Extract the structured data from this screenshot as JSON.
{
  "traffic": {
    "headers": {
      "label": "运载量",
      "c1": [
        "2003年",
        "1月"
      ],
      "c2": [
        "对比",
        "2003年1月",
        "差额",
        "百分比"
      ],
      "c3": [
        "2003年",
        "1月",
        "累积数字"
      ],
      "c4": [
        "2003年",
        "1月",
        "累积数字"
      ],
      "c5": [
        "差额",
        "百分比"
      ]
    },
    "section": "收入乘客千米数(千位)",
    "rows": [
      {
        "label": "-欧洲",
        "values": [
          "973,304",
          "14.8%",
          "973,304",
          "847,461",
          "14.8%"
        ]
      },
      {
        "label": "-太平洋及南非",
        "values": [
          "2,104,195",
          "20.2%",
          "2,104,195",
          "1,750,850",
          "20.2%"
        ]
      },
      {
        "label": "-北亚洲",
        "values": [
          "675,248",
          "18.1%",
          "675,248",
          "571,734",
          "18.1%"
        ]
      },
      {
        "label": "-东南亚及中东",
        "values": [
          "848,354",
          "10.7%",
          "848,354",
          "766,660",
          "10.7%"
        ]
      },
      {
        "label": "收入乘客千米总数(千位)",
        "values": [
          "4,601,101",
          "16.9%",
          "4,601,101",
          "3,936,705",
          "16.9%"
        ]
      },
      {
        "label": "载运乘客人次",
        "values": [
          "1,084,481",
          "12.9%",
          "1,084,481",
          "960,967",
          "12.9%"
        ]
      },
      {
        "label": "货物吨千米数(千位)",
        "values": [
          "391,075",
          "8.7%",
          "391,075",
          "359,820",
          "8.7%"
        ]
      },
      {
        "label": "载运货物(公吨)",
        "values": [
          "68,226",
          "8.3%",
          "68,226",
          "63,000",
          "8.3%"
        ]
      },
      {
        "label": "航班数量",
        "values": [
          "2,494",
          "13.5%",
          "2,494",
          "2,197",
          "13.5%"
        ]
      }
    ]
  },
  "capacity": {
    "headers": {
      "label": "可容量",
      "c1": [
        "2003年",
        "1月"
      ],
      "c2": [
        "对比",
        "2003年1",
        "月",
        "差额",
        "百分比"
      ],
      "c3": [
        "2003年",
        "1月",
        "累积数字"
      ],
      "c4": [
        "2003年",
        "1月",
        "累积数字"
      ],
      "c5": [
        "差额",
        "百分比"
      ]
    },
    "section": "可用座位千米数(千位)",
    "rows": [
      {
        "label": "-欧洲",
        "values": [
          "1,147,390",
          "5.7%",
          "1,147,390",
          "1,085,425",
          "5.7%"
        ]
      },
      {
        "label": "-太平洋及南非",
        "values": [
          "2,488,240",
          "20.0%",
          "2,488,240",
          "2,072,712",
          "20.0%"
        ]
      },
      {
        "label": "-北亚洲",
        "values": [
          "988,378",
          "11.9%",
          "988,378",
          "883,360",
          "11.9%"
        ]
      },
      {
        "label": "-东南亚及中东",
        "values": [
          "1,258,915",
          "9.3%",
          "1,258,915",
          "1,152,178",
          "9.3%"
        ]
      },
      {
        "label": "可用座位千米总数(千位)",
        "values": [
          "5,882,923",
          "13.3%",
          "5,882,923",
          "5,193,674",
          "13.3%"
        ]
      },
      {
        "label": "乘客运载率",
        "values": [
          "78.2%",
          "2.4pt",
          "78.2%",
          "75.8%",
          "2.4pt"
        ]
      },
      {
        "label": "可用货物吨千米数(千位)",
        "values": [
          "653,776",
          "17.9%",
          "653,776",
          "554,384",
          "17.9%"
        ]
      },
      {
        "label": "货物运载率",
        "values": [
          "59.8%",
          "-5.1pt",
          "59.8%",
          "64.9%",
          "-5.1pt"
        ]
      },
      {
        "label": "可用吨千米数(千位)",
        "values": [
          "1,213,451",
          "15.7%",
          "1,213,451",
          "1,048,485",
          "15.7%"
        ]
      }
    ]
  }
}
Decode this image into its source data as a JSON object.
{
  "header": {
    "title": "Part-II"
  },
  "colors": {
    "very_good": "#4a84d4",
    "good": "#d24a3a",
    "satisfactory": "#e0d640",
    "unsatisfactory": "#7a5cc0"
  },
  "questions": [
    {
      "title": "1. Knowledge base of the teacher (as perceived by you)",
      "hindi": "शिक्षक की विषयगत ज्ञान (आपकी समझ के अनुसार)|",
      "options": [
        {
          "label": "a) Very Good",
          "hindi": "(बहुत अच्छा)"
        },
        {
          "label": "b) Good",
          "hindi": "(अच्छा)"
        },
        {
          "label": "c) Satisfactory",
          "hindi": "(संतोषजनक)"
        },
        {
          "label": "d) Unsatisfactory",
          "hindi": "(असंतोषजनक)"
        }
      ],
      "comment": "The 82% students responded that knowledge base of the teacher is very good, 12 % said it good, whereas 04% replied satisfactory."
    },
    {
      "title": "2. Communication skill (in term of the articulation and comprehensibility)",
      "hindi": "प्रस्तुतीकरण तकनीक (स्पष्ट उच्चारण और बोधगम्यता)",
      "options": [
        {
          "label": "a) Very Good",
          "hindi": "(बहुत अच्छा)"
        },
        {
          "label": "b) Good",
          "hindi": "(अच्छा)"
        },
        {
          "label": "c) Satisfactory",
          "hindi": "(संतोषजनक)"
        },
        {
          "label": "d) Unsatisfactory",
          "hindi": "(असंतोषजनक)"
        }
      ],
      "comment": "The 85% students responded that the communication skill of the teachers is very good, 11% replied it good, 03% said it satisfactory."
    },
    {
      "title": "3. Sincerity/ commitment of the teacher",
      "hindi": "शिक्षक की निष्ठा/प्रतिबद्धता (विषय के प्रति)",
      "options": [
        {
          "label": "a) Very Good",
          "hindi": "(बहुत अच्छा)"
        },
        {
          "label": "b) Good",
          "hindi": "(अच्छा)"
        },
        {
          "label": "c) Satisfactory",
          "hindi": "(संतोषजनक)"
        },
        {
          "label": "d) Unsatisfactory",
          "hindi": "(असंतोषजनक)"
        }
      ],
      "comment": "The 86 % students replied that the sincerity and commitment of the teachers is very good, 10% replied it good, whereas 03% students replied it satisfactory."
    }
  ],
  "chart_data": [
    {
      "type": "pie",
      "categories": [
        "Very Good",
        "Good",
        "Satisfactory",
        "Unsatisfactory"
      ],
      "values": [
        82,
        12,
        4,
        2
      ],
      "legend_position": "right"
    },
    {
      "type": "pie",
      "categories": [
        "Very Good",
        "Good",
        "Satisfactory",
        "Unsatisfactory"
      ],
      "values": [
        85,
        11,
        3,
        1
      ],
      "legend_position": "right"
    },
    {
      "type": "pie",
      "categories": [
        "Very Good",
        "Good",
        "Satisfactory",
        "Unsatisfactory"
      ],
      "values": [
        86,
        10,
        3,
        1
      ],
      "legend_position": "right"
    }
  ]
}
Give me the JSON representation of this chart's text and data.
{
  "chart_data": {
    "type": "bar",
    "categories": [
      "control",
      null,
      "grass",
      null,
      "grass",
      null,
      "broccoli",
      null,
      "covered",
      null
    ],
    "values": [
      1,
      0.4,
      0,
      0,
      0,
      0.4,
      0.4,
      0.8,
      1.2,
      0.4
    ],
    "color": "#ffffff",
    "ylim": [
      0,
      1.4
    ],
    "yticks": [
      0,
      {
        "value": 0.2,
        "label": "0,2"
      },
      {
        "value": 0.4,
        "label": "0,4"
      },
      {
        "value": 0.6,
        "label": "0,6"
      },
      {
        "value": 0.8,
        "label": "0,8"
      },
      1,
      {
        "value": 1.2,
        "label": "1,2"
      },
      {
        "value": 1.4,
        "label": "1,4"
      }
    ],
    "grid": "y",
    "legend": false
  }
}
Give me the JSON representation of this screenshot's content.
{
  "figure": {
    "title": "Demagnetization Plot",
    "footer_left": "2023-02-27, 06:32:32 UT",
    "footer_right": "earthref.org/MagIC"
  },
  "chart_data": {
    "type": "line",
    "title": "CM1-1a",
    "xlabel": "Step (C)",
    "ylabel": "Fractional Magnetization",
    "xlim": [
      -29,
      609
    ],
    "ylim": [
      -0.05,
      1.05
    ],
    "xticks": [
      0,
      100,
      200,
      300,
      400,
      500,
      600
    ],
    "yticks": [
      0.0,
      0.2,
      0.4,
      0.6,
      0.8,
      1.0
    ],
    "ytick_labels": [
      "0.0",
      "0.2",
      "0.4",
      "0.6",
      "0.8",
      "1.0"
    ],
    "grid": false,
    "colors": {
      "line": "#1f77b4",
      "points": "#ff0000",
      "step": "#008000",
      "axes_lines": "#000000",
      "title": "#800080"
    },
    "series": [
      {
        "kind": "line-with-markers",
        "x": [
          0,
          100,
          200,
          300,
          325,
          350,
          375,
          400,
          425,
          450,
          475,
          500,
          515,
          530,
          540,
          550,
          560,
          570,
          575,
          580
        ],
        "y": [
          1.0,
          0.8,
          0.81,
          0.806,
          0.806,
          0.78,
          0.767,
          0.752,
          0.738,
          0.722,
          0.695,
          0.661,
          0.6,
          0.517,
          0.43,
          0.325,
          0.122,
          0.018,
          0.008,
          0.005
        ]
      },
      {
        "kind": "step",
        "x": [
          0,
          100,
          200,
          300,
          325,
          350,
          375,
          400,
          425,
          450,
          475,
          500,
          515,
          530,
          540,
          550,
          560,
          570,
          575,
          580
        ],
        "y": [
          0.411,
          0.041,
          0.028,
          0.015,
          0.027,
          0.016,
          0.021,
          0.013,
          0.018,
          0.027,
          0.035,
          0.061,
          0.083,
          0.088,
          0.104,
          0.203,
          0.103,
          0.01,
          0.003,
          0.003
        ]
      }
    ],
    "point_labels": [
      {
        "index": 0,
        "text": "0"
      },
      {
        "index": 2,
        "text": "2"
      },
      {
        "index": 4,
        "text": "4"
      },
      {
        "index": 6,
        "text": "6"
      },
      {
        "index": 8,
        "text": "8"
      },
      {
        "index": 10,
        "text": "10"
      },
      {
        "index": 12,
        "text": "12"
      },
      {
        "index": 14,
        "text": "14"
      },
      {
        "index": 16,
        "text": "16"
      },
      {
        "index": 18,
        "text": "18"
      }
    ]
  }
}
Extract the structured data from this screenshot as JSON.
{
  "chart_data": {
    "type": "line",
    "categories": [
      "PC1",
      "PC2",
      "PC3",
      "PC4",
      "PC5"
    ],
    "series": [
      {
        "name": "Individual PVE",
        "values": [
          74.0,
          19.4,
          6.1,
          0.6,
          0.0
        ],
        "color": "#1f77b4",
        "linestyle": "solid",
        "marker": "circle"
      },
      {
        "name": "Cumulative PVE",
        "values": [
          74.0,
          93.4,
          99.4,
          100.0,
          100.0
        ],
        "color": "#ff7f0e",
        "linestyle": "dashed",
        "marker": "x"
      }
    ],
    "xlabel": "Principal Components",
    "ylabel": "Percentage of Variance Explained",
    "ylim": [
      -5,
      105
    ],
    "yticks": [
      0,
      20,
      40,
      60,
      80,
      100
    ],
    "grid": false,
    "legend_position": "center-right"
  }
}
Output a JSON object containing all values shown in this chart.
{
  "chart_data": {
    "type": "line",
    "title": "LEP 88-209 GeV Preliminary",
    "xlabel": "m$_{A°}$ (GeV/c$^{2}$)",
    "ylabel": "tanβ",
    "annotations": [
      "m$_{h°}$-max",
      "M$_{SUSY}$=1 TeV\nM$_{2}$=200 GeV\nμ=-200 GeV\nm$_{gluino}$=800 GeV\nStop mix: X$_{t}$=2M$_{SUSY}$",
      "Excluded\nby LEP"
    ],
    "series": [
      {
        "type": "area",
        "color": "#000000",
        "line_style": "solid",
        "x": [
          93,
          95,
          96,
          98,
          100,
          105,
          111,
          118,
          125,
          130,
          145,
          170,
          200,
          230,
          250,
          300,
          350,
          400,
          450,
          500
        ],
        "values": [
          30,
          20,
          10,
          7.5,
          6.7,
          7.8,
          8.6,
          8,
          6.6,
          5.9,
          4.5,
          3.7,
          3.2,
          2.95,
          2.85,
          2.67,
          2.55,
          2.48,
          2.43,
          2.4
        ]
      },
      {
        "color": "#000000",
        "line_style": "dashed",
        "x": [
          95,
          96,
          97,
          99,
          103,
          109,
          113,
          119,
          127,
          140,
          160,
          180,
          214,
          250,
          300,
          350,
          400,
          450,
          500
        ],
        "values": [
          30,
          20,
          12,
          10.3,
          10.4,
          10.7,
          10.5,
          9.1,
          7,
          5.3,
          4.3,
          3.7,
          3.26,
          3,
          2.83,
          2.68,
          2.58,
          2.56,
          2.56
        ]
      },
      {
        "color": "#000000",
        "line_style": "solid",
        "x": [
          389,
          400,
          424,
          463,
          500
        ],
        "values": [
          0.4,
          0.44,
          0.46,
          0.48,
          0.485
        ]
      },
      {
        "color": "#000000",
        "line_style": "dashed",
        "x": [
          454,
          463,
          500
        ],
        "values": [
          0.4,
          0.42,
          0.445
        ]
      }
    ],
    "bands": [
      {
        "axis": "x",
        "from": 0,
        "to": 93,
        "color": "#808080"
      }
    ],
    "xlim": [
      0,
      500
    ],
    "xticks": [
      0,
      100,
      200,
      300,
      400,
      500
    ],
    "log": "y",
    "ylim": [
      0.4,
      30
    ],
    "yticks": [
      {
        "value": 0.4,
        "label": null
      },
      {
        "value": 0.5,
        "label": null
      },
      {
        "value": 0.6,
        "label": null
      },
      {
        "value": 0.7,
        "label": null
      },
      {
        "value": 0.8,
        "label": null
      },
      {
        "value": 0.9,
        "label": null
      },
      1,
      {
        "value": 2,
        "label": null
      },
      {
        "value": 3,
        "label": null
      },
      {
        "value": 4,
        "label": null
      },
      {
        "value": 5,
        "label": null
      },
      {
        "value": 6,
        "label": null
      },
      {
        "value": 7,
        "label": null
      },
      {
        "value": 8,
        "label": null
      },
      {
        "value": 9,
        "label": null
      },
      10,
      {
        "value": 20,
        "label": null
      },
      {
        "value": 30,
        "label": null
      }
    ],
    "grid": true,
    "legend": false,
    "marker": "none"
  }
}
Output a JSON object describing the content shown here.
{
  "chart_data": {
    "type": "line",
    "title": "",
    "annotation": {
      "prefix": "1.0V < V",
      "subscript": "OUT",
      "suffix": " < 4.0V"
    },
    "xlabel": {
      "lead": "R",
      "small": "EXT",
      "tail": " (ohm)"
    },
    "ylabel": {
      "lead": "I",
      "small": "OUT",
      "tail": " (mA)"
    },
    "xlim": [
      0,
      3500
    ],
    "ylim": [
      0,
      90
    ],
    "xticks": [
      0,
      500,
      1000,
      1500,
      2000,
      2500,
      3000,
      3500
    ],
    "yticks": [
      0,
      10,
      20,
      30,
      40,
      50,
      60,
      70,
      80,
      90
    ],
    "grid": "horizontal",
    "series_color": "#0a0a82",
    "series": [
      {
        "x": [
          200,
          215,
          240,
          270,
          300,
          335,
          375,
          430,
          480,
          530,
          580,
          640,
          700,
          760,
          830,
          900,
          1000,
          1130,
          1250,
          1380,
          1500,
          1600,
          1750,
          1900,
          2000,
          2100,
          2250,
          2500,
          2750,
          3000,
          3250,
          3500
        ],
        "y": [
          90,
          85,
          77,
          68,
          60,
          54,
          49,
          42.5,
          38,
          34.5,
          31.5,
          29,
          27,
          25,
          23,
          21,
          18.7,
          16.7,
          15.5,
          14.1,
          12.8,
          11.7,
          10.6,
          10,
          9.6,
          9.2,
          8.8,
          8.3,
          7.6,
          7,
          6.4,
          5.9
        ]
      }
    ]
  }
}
▬▬▬▬▬▬
● Given exercise: Establish how many lines of the material above hold the word "text". Nothing but the count should be returned.

● Problem solution: 11